_Instructions to follow:_
Present each line of the entries below that holds the word "cubes".

Extracted data entries:
──────────────────────────────
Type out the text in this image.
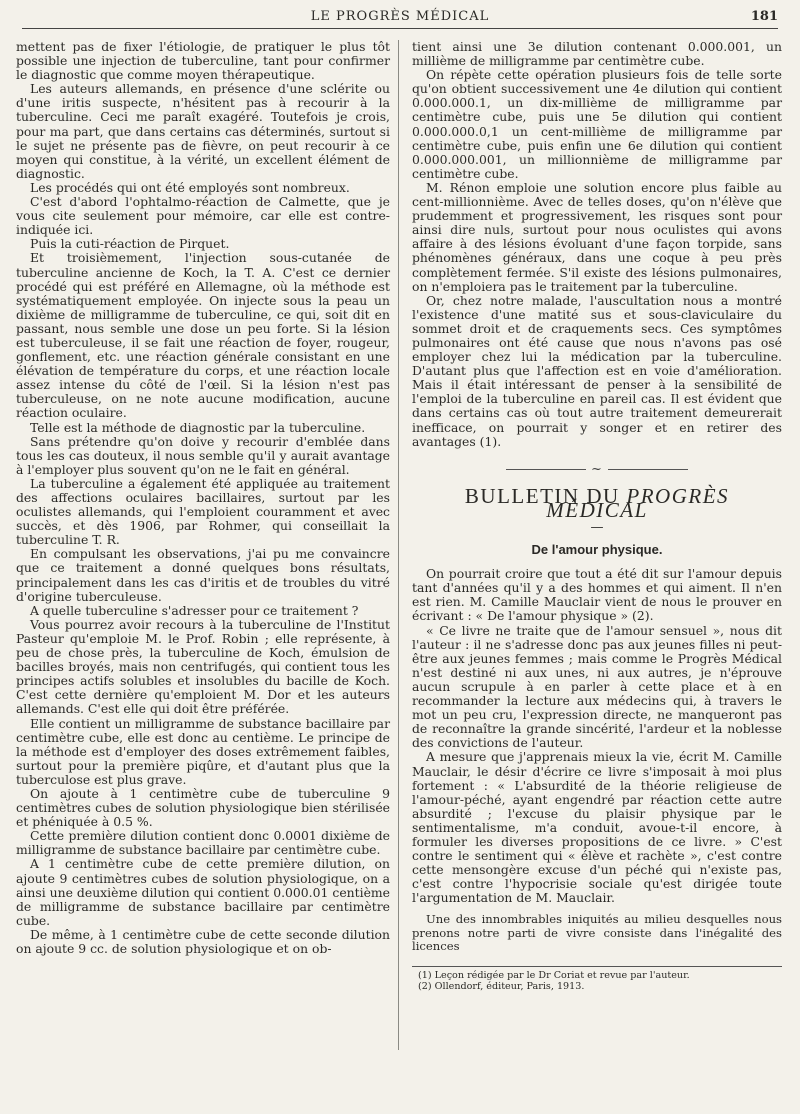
LE PROGRÈS MÉDICAL	181

mettent pas de fixer l'étiologie, de pratiquer le plus tôt possible une injection de tuberculine, tant pour confirmer le diagnostic que comme moyen thérapeutique.

Les auteurs allemands, en présence d'une sclérite ou d'une iritis suspecte, n'hésitent pas à recourir à la tuberculine. Ceci me paraît exagéré. Toutefois je crois, pour ma part, que dans certains cas déterminés, surtout si le sujet ne présente pas de fièvre, on peut recourir à ce moyen qui constitue, à la vérité, un excellent élément de diagnostic.

Les procédés qui ont été employés sont nombreux.

C'est d'abord l'ophtalmo-réaction de Calmette, que je vous cite seulement pour mémoire, car elle est contre-indiquée ici.

Puis la cuti-réaction de Pirquet.

Et troisièmement, l'injection sous-cutanée de tuberculine ancienne de Koch, la T. A. C'est ce dernier procédé qui est préféré en Allemagne, où la méthode est systématiquement employée. On injecte sous la peau un dixième de milligramme de tuberculine, ce qui, soit dit en passant, nous semble une dose un peu forte. Si la lésion est tuberculeuse, il se fait une réaction de foyer, rougeur, gonflement, etc. une réaction générale consistant en une élévation de température du corps, et une réaction locale assez intense du côté de l'œil. Si la lésion n'est pas tuberculeuse, on ne note aucune modification, aucune réaction oculaire.

Telle est la méthode de diagnostic par la tuberculine.

Sans prétendre qu'on doive y recourir d'emblée dans tous les cas douteux, il nous semble qu'il y aurait avantage à l'employer plus souvent qu'on ne le fait en général.

La tuberculine a également été appliquée au traitement des affections oculaires bacillaires, surtout par les oculistes allemands, qui l'emploient couramment et avec succès, et dès 1906, par Rohmer, qui conseillait la tuberculine T. R.

En compulsant les observations, j'ai pu me convaincre que ce traitement a donné quelques bons résultats, principalement dans les cas d'iritis et de troubles du vitré d'origine tuberculeuse.

A quelle tuberculine s'adresser pour ce traitement ?

Vous pourrez avoir recours à la tuberculine de l'Institut Pasteur qu'emploie M. le Prof. Robin ; elle représente, à peu de chose près, la tuberculine de Koch, émulsion de bacilles broyés, mais non centrifugés, qui contient tous les principes actifs solubles et insolubles du bacille de Koch. C'est cette dernière qu'emploient M. Dor et les auteurs allemands. C'est elle qui doit être préférée.

Elle contient un milligramme de substance bacillaire par centimètre cube, elle est donc au centième. Le principe de la méthode est d'employer des doses extrêmement faibles, surtout pour la première piqûre, et d'autant plus que la tuberculose est plus grave.

On ajoute à 1 centimètre cube de tuberculine 9 centimètres cubes de solution physiologique bien stérilisée et phéniquée à 0.5 %.

Cette première dilution contient donc 0.0001 dixième de milligramme de substance bacillaire par centimètre cube.

A 1 centimètre cube de cette première dilution, on ajoute 9 centimètres cubes de solution physiologique, on a ainsi une deuxième dilution qui contient 0.000.01 centième de milligramme de substance bacillaire par centimètre cube.

De même, à 1 centimètre cube de cette seconde dilution on ajoute 9 cc. de solution physiologique et on ob-

tient ainsi une 3e dilution contenant 0.000.001, un millième de milligramme par centimètre cube.

On répète cette opération plusieurs fois de telle sorte qu'on obtient successivement une 4e dilution qui contient 0.000.000.1, un dix-millième de milligramme par centimètre cube, puis une 5e dilution qui contient 0.000.000.0,1 un cent-millième de milligramme par centimètre cube, puis enfin une 6e dilution qui contient 0.000.000.001, un millionnième de milligramme par centimètre cube.

M. Rénon emploie une solution encore plus faible au cent-millionnième. Avec de telles doses, qu'on n'élève que prudemment et progressivement, les risques sont pour ainsi dire nuls, surtout pour nous oculistes qui avons affaire à des lésions évoluant d'une façon torpide, sans phénomènes généraux, dans une coque à peu près complètement fermée. S'il existe des lésions pulmonaires, on n'emploiera pas le traitement par la tuberculine.

Or, chez notre malade, l'auscultation nous a montré l'existence d'une matité sus et sous-claviculaire du sommet droit et de craquements secs. Ces symptômes pulmonaires ont été cause que nous n'avons pas osé employer chez lui la médication par la tuberculine. D'autant plus que l'affection est en voie d'amélioration. Mais il était intéressant de penser à la sensibilité de l'emploi de la tuberculine en pareil cas. Il est évident que dans certains cas où tout autre traitement demeurerait inefficace, on pourrait y songer et en retirer des avantages (1).

~
BULLETIN DU PROGRÈS MÉDICAL
—
De l'amour physique.

On pourrait croire que tout a été dit sur l'amour depuis tant d'années qu'il y a des hommes et qui aiment. Il n'en est rien. M. Camille Mauclair vient de nous le prouver en écrivant : « De l'amour physique » (2).

« Ce livre ne traite que de l'amour sensuel », nous dit l'auteur : il ne s'adresse donc pas aux jeunes filles ni peut-être aux jeunes femmes ; mais comme le Progrès Médical n'est destiné ni aux unes, ni aux autres, je n'éprouve aucun scrupule à en parler à cette place et à en recommander la lecture aux médecins qui, à travers le mot un peu cru, l'expression directe, ne manqueront pas de reconnaître la grande sincérité, l'ardeur et la noblesse des convictions de l'auteur.

A mesure que j'apprenais mieux la vie, écrit M. Camille Mauclair, le désir d'écrire ce livre s'imposait à moi plus fortement : « L'absurdité de la théorie religieuse de l'amour-péché, ayant engendré par réaction cette autre absurdité ; l'excuse du plaisir physique par le sentimentalisme, m'a conduit, avoue-t-il encore, à formuler les diverses propositions de ce livre. » C'est contre le sentiment qui « élève et rachète », c'est contre cette mensongère excuse d'un péché qui n'existe pas, c'est contre l'hypocrisie sociale qu'est dirigée toute l'argumentation de M. Mauclair.

Une des innombrables iniquités au milieu desquelles nous prenons notre parti de vivre consiste dans l'inégalité des licences

(1) Leçon rédigée par le Dr Coriat et revue par l'auteur.

(2) Ollendorf, éditeur, Paris, 1913.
──────────────────────────────
_Answer:_
On ajoute à 1 centimètre cube de tuberculine 9 centimètres cubes de solution physiologique bien stérilisée et phéniquée à 0.5 %.
A 1 centimètre cube de cette première dilution, on ajoute 9 centimètres cubes de solution physiologique, on a ainsi une deuxième dilution qui contient 0.000.01 centième de milligramme de substance bacillaire par centimètre cube.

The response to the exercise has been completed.